Copy each line with the word "醋酸泼尼松" in it.

[Start of Data for this task]

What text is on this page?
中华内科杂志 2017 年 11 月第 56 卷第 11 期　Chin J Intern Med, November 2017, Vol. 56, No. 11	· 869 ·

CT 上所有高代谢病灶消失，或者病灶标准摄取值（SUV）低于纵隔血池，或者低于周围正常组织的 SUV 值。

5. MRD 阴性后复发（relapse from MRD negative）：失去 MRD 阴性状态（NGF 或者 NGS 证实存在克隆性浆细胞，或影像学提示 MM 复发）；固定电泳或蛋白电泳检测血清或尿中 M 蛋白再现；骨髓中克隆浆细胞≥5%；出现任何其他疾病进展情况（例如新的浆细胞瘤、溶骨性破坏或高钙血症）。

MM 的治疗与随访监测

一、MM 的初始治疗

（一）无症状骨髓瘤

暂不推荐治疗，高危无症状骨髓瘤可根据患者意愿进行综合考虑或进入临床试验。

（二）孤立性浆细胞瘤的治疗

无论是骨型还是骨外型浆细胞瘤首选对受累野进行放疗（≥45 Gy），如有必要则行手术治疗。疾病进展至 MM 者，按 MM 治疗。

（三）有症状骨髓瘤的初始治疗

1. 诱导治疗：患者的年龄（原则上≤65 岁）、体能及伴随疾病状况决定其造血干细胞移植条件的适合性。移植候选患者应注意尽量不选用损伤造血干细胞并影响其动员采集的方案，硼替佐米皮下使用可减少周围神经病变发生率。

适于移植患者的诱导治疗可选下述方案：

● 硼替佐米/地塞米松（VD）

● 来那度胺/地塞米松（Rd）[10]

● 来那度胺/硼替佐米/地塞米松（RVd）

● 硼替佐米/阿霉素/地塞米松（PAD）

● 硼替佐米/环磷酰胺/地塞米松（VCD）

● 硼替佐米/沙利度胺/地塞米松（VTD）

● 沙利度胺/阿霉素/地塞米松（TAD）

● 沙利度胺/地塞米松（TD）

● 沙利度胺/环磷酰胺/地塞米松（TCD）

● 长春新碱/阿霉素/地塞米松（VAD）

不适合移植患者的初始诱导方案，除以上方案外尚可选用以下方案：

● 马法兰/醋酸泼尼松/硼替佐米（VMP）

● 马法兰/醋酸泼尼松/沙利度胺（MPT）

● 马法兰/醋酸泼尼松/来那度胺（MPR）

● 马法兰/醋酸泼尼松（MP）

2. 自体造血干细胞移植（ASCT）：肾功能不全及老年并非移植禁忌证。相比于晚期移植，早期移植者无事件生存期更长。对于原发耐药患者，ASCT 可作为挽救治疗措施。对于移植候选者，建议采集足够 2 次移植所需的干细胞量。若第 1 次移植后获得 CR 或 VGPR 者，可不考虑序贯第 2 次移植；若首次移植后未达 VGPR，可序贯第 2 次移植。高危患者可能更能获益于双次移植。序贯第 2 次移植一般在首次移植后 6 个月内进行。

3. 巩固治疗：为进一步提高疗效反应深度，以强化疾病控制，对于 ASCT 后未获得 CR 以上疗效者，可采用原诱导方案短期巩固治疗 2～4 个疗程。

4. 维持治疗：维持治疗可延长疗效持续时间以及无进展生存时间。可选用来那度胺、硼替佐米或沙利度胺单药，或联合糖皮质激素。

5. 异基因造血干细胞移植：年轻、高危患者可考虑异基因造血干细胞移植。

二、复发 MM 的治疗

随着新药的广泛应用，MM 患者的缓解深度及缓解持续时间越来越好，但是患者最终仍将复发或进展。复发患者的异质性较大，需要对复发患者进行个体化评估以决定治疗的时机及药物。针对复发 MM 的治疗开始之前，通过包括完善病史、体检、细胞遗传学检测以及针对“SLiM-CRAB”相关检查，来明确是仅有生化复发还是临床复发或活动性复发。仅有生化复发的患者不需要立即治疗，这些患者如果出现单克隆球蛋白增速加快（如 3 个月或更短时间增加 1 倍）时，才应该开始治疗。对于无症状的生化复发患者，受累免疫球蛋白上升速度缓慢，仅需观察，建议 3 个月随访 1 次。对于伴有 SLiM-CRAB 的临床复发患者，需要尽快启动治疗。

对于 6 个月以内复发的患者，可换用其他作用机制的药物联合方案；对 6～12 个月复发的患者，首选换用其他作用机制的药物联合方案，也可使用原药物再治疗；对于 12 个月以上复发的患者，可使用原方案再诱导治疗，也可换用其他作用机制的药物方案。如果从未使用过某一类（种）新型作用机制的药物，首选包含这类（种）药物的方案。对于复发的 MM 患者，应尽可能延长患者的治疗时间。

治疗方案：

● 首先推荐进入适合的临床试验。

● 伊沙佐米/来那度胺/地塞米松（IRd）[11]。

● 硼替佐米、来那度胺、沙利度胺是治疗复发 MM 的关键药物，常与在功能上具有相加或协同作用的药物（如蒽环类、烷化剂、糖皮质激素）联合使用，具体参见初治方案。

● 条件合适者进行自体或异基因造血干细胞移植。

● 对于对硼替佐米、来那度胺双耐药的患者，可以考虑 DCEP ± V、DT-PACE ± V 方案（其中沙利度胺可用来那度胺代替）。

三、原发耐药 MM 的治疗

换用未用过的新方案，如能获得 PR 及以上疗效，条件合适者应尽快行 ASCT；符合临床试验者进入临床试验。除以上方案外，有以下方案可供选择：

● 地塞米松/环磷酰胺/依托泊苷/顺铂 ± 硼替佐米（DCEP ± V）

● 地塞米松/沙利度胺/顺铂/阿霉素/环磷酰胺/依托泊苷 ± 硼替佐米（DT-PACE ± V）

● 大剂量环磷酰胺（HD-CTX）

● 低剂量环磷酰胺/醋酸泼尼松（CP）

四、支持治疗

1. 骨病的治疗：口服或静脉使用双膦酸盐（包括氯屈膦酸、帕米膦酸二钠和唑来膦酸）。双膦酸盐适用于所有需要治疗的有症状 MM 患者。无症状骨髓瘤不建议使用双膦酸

[End of Data for this task]

Solution for this task:
● 马法兰/醋酸泼尼松/硼替佐米（VMP）
● 马法兰/醋酸泼尼松/沙利度胺（MPT）
● 马法兰/醋酸泼尼松/来那度胺（MPR）
● 马法兰/醋酸泼尼松（MP）
● 低剂量环磷酰胺/醋酸泼尼松（CP）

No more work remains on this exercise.